- SET TASK -
Pick every line with "como" from the material below.

.....

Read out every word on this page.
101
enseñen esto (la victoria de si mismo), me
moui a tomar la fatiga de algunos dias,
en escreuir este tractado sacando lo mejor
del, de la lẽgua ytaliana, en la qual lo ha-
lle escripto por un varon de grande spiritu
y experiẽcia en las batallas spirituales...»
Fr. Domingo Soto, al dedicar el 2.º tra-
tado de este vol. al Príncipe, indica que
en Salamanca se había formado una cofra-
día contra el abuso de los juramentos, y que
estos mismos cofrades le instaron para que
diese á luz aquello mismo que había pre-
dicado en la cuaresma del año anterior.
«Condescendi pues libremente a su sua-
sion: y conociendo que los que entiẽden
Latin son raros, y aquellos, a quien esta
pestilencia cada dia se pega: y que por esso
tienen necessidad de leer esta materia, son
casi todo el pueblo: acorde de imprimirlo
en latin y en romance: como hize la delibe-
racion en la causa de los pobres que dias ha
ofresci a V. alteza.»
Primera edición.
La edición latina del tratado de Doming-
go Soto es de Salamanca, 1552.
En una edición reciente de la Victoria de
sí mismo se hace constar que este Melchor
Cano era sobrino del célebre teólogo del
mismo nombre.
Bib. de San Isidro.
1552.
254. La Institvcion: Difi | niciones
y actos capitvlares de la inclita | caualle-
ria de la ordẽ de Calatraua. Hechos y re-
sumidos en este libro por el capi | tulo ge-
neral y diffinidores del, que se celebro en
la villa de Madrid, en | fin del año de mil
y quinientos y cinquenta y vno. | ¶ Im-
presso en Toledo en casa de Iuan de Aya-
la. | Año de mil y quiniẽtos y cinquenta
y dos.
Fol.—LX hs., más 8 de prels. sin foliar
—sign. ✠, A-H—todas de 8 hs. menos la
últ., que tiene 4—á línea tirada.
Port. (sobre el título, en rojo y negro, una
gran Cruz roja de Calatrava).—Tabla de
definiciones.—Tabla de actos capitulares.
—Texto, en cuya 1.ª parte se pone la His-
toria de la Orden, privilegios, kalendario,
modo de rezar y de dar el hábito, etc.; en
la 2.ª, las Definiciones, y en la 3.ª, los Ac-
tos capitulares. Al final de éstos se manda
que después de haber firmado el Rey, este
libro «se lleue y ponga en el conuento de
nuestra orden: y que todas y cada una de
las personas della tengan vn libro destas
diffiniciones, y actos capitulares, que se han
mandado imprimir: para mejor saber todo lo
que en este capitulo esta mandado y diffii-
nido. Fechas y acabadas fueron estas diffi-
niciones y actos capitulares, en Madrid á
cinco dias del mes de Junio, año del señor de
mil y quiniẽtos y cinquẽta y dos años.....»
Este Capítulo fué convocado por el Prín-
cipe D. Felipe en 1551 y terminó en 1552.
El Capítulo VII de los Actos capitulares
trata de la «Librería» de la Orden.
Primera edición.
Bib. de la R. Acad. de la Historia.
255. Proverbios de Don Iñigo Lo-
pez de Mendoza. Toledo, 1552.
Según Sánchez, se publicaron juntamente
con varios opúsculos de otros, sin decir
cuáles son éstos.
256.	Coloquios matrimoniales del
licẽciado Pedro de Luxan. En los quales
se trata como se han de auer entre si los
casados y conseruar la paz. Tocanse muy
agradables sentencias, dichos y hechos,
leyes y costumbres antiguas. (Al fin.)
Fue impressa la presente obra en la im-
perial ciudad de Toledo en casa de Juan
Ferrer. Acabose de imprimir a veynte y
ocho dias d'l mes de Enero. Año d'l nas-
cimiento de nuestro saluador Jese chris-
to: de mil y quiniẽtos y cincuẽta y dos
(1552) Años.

.....

- ANSWER TO THE EXERCISE -
en latin y en romance: como hize la delibe-
se trata como se han de auer entre si los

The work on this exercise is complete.